## Start Supplied entries

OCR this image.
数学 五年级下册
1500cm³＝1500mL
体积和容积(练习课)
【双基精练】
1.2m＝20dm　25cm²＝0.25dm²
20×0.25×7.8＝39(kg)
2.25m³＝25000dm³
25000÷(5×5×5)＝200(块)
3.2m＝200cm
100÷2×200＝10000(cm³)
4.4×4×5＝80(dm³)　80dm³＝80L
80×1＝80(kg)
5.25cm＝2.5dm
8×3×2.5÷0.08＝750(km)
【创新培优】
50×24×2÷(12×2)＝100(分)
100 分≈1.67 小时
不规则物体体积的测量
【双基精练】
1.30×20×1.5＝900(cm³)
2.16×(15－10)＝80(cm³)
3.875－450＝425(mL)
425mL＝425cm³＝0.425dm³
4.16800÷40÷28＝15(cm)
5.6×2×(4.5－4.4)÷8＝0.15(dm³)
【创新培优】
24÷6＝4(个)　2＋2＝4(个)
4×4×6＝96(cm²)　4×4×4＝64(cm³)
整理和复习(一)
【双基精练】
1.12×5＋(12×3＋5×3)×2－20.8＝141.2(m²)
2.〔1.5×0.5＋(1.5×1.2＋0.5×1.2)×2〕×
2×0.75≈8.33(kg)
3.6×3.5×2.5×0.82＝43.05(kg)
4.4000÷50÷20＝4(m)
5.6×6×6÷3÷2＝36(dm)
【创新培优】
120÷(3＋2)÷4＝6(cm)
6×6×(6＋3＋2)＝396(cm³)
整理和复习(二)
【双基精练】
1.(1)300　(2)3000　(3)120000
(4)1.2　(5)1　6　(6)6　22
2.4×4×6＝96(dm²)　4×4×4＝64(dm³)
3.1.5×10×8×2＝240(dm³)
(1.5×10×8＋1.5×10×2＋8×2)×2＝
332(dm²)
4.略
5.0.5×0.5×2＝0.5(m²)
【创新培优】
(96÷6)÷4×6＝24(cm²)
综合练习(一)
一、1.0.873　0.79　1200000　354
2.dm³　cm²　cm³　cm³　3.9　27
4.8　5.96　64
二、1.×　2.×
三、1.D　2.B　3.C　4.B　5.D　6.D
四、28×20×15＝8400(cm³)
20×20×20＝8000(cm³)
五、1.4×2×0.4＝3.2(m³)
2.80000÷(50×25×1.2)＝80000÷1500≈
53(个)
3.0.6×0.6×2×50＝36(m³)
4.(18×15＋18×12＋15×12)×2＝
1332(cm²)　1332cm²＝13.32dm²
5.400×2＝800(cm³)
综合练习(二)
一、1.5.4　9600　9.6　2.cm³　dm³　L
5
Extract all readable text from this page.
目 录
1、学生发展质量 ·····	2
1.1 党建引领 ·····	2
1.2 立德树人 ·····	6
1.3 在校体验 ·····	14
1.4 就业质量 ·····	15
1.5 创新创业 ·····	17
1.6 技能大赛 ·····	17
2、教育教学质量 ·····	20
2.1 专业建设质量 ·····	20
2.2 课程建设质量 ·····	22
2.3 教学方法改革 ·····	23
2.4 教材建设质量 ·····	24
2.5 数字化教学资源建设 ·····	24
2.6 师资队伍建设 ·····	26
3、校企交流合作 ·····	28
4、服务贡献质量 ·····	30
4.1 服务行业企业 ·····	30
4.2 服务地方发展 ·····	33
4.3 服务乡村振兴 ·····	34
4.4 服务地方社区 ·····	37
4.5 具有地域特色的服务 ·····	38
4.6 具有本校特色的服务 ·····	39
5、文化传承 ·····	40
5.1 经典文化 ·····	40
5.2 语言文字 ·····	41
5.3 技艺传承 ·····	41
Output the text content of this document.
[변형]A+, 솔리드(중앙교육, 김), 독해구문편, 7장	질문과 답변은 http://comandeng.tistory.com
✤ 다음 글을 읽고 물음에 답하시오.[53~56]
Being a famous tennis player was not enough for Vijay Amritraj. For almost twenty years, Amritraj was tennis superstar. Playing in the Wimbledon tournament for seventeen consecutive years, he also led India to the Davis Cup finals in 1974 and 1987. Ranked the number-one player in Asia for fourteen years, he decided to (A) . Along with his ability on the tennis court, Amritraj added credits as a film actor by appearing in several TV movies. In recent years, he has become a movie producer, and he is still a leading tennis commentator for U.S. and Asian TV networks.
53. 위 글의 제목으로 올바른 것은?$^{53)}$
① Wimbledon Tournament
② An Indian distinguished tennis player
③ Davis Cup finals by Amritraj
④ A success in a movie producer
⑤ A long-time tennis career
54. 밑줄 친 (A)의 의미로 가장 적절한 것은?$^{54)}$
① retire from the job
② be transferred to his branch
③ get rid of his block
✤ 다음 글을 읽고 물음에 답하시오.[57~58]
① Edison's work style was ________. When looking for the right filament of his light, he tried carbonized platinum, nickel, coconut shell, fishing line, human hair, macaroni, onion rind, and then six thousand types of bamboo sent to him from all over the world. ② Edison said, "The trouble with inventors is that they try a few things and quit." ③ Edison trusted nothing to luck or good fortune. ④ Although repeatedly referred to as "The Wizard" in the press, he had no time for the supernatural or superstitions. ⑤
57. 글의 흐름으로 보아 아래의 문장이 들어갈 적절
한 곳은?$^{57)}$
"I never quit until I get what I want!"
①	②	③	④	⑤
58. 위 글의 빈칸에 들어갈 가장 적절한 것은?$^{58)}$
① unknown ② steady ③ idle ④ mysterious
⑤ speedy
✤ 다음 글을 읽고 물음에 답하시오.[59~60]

## End Supplied entries

● Short exercise
Take every line from the data above that holds "text" and copy it out.

● Worked answer
Extract all readable text from this page.
Output the text content of this document.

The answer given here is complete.